(Saved entries)
>>>>

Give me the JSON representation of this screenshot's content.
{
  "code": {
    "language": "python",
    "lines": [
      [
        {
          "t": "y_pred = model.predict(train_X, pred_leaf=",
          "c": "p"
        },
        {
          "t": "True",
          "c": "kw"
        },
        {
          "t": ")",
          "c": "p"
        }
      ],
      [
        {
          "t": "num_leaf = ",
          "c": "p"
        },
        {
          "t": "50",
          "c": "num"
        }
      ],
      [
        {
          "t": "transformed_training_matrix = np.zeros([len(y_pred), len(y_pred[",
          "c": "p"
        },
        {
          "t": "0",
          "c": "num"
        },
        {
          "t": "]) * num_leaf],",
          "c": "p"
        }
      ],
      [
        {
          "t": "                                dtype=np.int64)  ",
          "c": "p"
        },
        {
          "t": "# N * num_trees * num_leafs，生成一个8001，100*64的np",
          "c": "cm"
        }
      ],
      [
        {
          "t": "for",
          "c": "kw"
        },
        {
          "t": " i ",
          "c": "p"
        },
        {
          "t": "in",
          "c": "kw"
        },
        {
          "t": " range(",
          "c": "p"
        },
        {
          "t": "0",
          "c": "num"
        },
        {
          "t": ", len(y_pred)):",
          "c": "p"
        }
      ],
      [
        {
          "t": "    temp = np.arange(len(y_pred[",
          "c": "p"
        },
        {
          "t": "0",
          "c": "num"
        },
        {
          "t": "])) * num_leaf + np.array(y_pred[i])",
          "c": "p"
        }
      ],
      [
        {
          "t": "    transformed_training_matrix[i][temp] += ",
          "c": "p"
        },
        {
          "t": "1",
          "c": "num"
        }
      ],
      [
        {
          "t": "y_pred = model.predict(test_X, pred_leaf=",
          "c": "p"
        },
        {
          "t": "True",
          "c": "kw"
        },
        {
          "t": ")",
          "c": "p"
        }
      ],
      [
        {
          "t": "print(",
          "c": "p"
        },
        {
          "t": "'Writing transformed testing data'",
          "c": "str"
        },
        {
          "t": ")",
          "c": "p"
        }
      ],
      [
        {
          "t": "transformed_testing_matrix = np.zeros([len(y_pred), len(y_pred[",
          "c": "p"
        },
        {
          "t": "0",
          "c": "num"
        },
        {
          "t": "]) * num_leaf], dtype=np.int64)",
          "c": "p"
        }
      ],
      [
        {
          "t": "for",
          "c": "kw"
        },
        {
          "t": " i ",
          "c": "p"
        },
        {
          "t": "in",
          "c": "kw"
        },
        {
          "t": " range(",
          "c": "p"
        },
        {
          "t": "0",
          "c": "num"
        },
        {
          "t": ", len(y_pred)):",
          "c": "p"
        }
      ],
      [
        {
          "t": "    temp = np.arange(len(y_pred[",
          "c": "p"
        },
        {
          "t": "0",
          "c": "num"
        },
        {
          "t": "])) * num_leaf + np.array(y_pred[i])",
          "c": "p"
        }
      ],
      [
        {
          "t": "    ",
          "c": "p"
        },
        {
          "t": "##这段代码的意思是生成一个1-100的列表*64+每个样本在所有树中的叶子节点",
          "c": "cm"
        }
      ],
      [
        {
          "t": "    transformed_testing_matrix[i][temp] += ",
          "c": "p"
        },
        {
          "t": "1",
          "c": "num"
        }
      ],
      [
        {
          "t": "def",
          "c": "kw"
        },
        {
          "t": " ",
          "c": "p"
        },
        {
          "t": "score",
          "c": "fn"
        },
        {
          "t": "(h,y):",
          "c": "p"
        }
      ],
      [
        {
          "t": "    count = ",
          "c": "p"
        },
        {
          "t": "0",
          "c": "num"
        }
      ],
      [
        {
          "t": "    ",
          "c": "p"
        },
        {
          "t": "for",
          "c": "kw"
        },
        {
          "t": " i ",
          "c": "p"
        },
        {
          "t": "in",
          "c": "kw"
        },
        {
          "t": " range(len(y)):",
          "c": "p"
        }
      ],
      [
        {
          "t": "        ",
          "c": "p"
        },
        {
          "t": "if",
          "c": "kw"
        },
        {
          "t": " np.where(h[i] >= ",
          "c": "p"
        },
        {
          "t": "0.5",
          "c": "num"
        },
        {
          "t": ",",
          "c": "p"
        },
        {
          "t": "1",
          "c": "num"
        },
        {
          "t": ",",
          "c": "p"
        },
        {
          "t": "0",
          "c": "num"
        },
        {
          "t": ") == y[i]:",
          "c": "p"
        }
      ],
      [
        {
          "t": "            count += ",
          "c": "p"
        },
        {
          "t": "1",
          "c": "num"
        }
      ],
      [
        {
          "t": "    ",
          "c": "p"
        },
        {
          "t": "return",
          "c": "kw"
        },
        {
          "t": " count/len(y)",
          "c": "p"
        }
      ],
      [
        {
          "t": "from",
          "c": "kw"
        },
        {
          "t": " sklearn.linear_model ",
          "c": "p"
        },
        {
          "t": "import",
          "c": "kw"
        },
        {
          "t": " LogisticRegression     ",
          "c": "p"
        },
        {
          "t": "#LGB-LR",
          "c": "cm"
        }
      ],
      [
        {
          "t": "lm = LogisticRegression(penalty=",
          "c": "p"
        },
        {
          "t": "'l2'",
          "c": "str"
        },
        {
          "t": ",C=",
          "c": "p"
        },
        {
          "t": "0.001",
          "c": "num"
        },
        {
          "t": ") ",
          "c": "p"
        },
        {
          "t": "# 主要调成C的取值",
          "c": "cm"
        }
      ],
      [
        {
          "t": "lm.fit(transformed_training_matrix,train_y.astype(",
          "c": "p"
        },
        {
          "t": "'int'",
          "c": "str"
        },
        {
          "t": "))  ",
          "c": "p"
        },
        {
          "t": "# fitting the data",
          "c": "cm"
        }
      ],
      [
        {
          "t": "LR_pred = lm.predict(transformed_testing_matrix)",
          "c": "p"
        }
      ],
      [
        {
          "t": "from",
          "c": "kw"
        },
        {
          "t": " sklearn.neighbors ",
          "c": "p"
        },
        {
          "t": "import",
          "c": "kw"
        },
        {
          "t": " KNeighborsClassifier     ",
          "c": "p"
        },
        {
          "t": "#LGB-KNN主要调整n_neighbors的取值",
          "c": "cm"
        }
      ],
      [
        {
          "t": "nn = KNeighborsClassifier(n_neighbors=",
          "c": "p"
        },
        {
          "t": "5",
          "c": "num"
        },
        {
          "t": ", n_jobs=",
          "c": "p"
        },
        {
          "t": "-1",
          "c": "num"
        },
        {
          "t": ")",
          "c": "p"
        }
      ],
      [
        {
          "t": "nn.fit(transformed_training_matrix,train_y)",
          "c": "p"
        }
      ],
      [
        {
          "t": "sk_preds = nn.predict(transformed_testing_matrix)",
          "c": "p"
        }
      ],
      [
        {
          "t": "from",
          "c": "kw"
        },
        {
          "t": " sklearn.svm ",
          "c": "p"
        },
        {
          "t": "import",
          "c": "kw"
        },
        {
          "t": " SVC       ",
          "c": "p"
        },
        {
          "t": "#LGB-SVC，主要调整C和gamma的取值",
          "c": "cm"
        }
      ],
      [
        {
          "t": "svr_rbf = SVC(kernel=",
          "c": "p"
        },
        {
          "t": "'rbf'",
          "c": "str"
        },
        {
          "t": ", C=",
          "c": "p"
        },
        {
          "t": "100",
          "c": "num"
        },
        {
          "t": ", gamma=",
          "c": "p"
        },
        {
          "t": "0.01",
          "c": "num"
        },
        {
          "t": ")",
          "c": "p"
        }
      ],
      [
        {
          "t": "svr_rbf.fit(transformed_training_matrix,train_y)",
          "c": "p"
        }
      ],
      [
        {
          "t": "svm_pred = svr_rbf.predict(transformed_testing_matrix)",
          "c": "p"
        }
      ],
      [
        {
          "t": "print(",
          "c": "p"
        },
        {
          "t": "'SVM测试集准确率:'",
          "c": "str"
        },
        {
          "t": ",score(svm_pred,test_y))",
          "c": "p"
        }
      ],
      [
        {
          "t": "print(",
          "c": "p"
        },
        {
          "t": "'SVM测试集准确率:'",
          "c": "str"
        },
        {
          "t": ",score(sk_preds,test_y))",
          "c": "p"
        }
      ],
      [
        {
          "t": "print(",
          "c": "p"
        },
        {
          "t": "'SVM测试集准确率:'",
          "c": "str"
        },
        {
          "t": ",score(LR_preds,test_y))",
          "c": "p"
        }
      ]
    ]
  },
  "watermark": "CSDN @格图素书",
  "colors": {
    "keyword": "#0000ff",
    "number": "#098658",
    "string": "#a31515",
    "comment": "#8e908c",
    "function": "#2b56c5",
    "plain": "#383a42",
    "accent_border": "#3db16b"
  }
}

<<<<

REQUIREMENTS
Go through the listing above and list every line that has the word "predict".

TASK RESULT
          "t": "y_pred = model.predict(train_X, pred_leaf=",
          "t": "y_pred = model.predict(test_X, pred_leaf=",
          "t": "LR_pred = lm.predict(transformed_testing_matrix)",
          "t": "sk_preds = nn.predict(transformed_testing_matrix)",
          "t": "svm_pred = svr_rbf.predict(transformed_testing_matrix)",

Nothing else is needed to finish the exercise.